→ What the task requires
Keep the images out and copy every entry below exactly.

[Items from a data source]
####

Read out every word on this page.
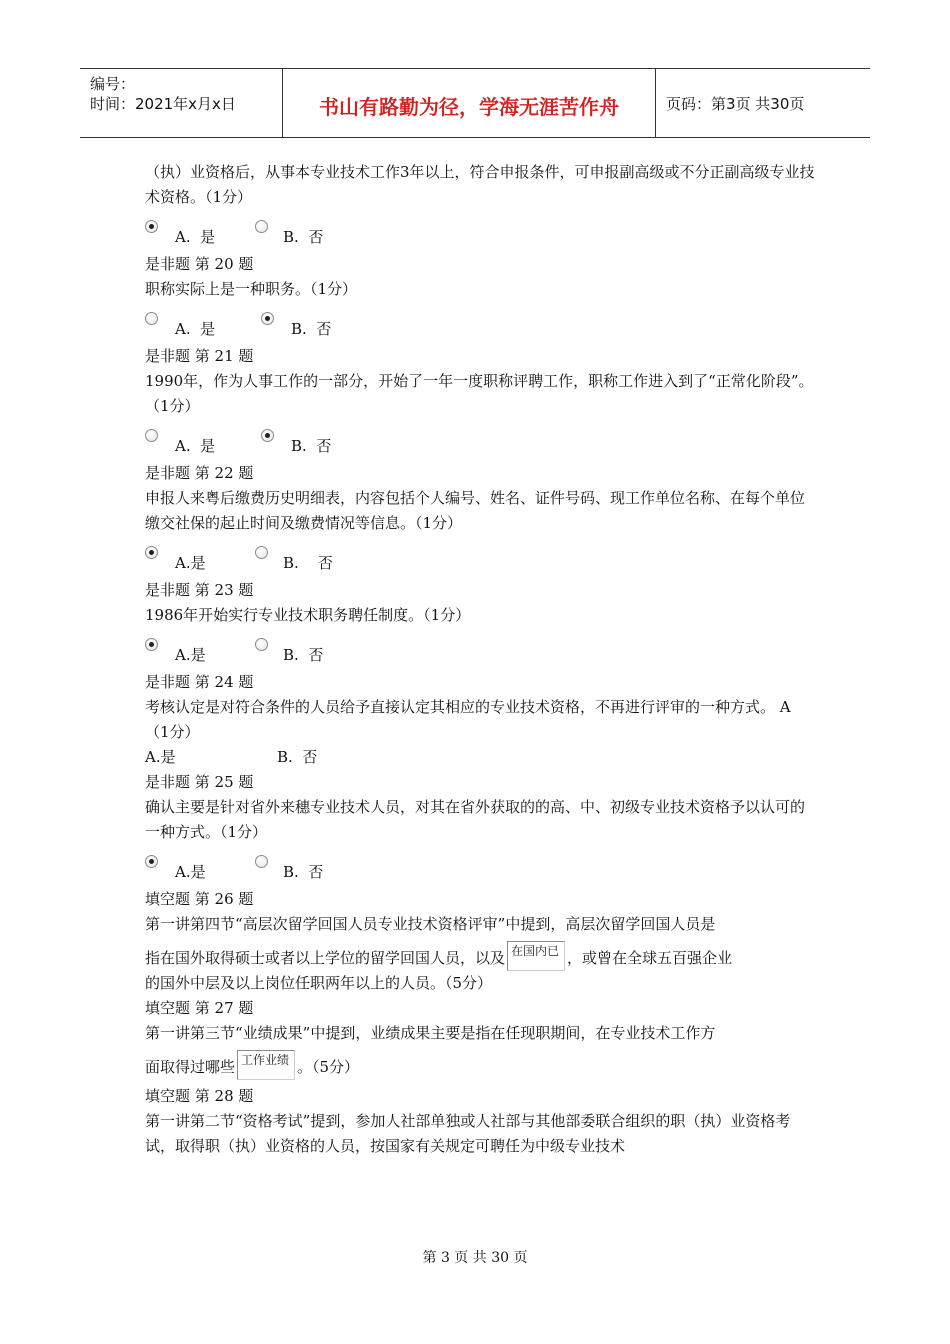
编号：
时间：2021年x月x日	书山有路勤为径，学海无涯苦作舟	页码：第3页 共30页

（执）业资格后，从事本专业技术工作3年以上，符合申报条件，可申报副高级或不分正副高级专业技术资格。（1分）

A.  是	B.  否

是非题 第 20 题

职称实际上是一种职务。（1分）

A.  是	B.  否

是非题 第 21 题

1990年，作为人事工作的一部分，开始了一年一度职称评聘工作，职称工作进入到了“正常化阶段”。（1分）

A.  是	B.  否

是非题 第 22 题

申报人来粤后缴费历史明细表，内容包括个人编号、姓名、证件号码、现工作单位名称、在每个单位缴交社保的起止时间及缴费情况等信息。（1分）

A.是	B.    否

是非题 第 23 题

1986年开始实行专业技术职务聘任制度。（1分）

A.是	B.  否

是非题 第 24 题

考核认定是对符合条件的人员给予直接认定其相应的专业技术资格，不再进行评审的一种方式。 A（1分）

A.是	B.  否

是非题 第 25 题

确认主要是针对省外来穗专业技术人员，对其在省外获取的的高、中、初级专业技术资格予以认可的一种方式。（1分）

A.是	B.  否

填空题 第 26 题

第一讲第四节“高层次留学回国人员专业技术资格评审”中提到，高层次留学回国人员是

指在国外取得硕士或者以上学位的留学回国人员，以及 在国内已 ，或曾在全球五百强企业

的国外中层及以上岗位任职两年以上的人员。（5分）

填空题 第 27 题

第一讲第三节“业绩成果”中提到，业绩成果主要是指在任现职期间，在专业技术工作方

面取得过哪些 工作业绩 。（5分）

填空题 第 28 题

第一讲第二节“资格考试”提到，参加人社部单独或人社部与其他部委联合组织的职（执）业资格考试，取得职（执）业资格的人员，按国家有关规定可聘任为中级专业技术

第 3 页 共 30 页
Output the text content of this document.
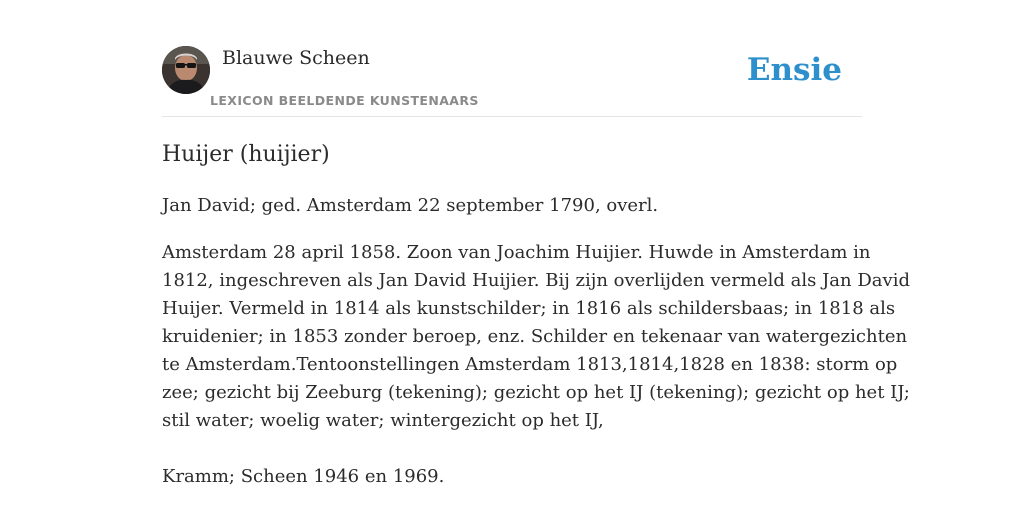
Blauwe Scheen
LEXICON BEELDENDE KUNSTENAARS
Ensie
Huijer (huijier)
Jan David; ged. Amsterdam 22 september 1790, overl.
Amsterdam 28 april 1858. Zoon van Joachim Huijier. Huwde in Amsterdam in
1812, ingeschreven als Jan David Huijier. Bij zijn overlijden vermeld als Jan David
Huijer. Vermeld in 1814 als kunstschilder; in 1816 als schildersbaas; in 1818 als
kruidenier; in 1853 zonder beroep, enz. Schilder en tekenaar van watergezichten
te Amsterdam.Tentoonstellingen Amsterdam 1813,1814,1828 en 1838: storm op
zee; gezicht bij Zeeburg (tekening); gezicht op het IJ (tekening); gezicht op het IJ;
stil water; woelig water; wintergezicht op het IJ,
Kramm; Scheen 1946 en 1969.
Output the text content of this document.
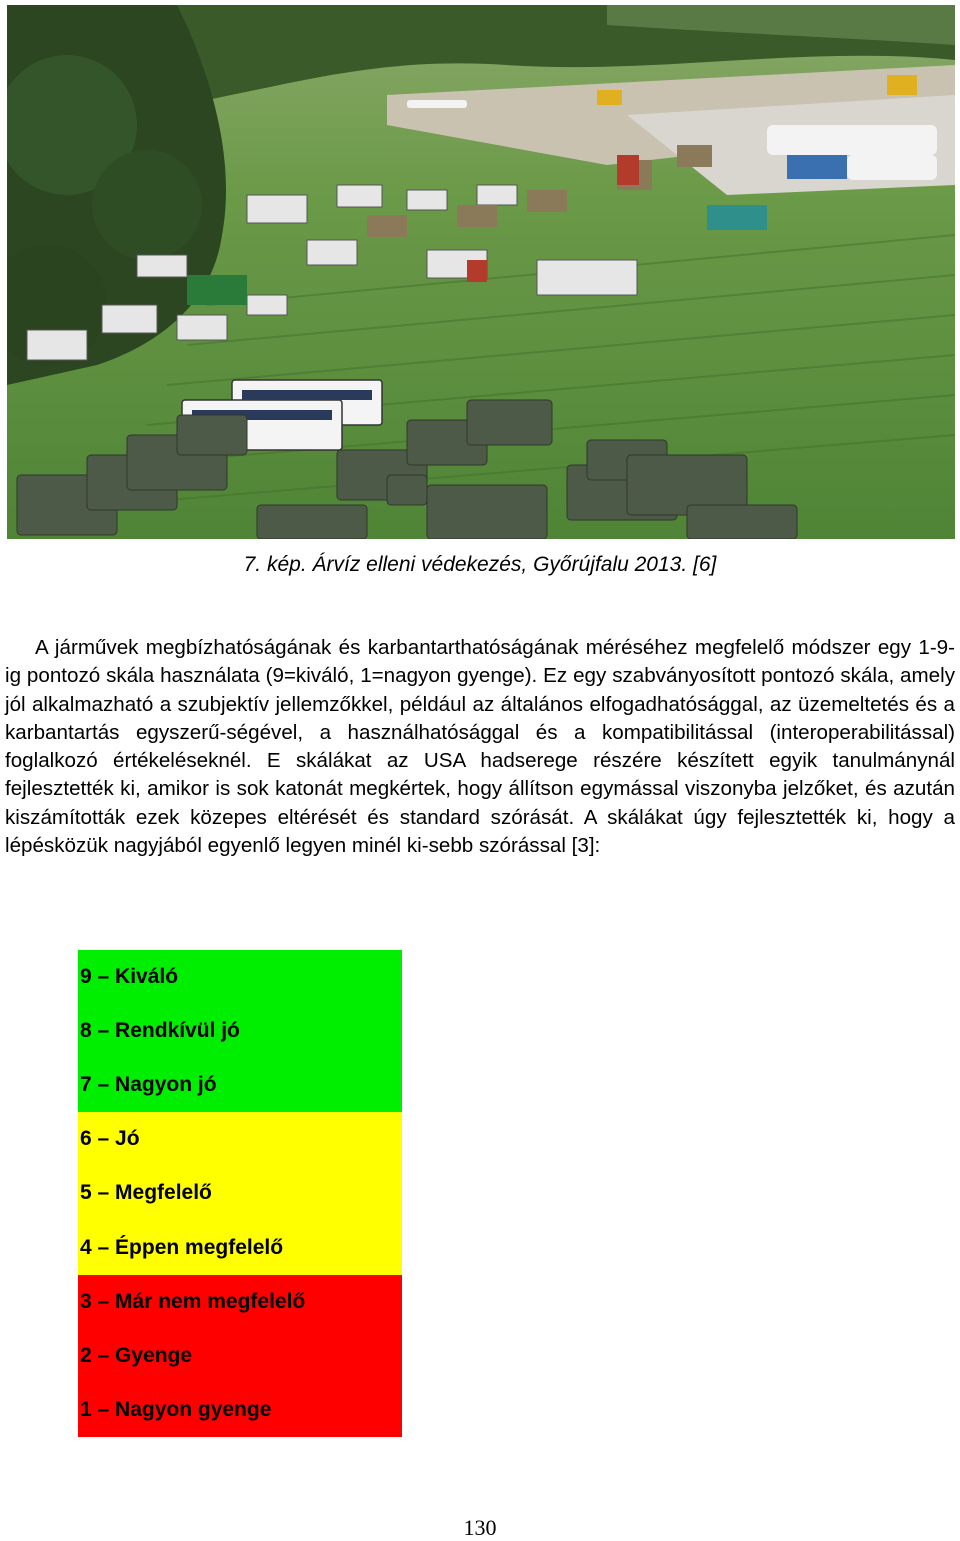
7. kép. Árvíz elleni védekezés, Győrújfalu 2013. [6]

A járművek megbízhatóságának és karbantarthatóságának méréséhez megfelelő módszer egy 1-9-ig pontozó skála használata (9=kiváló, 1=nagyon gyenge). Ez egy szabványosított pontozó skála, amely jól alkalmazható a szubjektív jellemzőkkel, például az általános elfogadhatósággal, az üzemeltetés és a karbantartás egyszerű-ségével, a használhatósággal és a kompatibilitással (interoperabilitással) foglalkozó értékeléseknél. E skálákat az USA hadserege részére készített egyik tanulmánynál fejlesztették ki, amikor is sok katonát megkértek, hogy állítson egymással viszonyba jelzőket, és azután kiszámították ezek közepes eltérését és standard szórását. A skálákat úgy fejlesztették ki, hogy a lépésközük nagyjából egyenlő legyen minél ki-sebb szórással [3]:

9 – Kiváló
8 – Rendkívül jó
7 – Nagyon jó
6 – Jó
5 – Megfelelő
4 – Éppen megfelelő
3 – Már nem megfelelő
2 – Gyenge
1 – Nagyon gyenge
130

####

→ Finished task
Read out every word on this page.
编号：
时间：2021年x月x日	书山有路勤为径，学海无涯苦作舟	页码：第3页 共30页

（执）业资格后，从事本专业技术工作3年以上，符合申报条件，可申报副高级或不分正副高级专业技术资格。（1分）

A.  是	B.  否

是非题 第 20 题

职称实际上是一种职务。（1分）

A.  是	B.  否

是非题 第 21 题

1990年，作为人事工作的一部分，开始了一年一度职称评聘工作，职称工作进入到了“正常化阶段”。（1分）

A.  是	B.  否

是非题 第 22 题

申报人来粤后缴费历史明细表，内容包括个人编号、姓名、证件号码、现工作单位名称、在每个单位缴交社保的起止时间及缴费情况等信息。（1分）

A.是	B.    否

是非题 第 23 题

1986年开始实行专业技术职务聘任制度。（1分）

A.是	B.  否

是非题 第 24 题

考核认定是对符合条件的人员给予直接认定其相应的专业技术资格，不再进行评审的一种方式。 A（1分）

A.是	B.  否

是非题 第 25 题

确认主要是针对省外来穗专业技术人员，对其在省外获取的的高、中、初级专业技术资格予以认可的一种方式。（1分）

A.是	B.  否

填空题 第 26 题

第一讲第四节“高层次留学回国人员专业技术资格评审”中提到，高层次留学回国人员是

指在国外取得硕士或者以上学位的留学回国人员，以及 在国内已 ，或曾在全球五百强企业

的国外中层及以上岗位任职两年以上的人员。（5分）

填空题 第 27 题

第一讲第三节“业绩成果”中提到，业绩成果主要是指在任现职期间，在专业技术工作方

面取得过哪些 工作业绩 。（5分）

填空题 第 28 题

第一讲第二节“资格考试”提到，参加人社部单独或人社部与其他部委联合组织的职（执）业资格考试，取得职（执）业资格的人员，按国家有关规定可聘任为中级专业技术

第 3 页 共 30 页
Output the text content of this document.
Blauwe Scheen
LEXICON BEELDENDE KUNSTENAARS
Ensie
Huijer (huijier)
Jan David; ged. Amsterdam 22 september 1790, overl.
Amsterdam 28 april 1858. Zoon van Joachim Huijier. Huwde in Amsterdam in
1812, ingeschreven als Jan David Huijier. Bij zijn overlijden vermeld als Jan David
Huijer. Vermeld in 1814 als kunstschilder; in 1816 als schildersbaas; in 1818 als
kruidenier; in 1853 zonder beroep, enz. Schilder en tekenaar van watergezichten
te Amsterdam.Tentoonstellingen Amsterdam 1813,1814,1828 en 1838: storm op
zee; gezicht bij Zeeburg (tekening); gezicht op het IJ (tekening); gezicht op het IJ;
stil water; woelig water; wintergezicht op het IJ,
Kramm; Scheen 1946 en 1969.
Output the text content of this document.
7. kép. Árvíz elleni védekezés, Győrújfalu 2013. [6]

A járművek megbízhatóságának és karbantarthatóságának méréséhez megfelelő módszer egy 1-9-ig pontozó skála használata (9=kiváló, 1=nagyon gyenge). Ez egy szabványosított pontozó skála, amely jól alkalmazható a szubjektív jellemzőkkel, például az általános elfogadhatósággal, az üzemeltetés és a karbantartás egyszerű-ségével, a használhatósággal és a kompatibilitással (interoperabilitással) foglalkozó értékeléseknél. E skálákat az USA hadserege részére készített egyik tanulmánynál fejlesztették ki, amikor is sok katonát megkértek, hogy állítson egymással viszonyba jelzőket, és azután kiszámították ezek közepes eltérését és standard szórását. A skálákat úgy fejlesztették ki, hogy a lépésközük nagyjából egyenlő legyen minél ki-sebb szórással [3]:

9 – Kiváló
8 – Rendkívül jó
7 – Nagyon jó
6 – Jó
5 – Megfelelő
4 – Éppen megfelelő
3 – Már nem megfelelő
2 – Gyenge
1 – Nagyon gyenge
130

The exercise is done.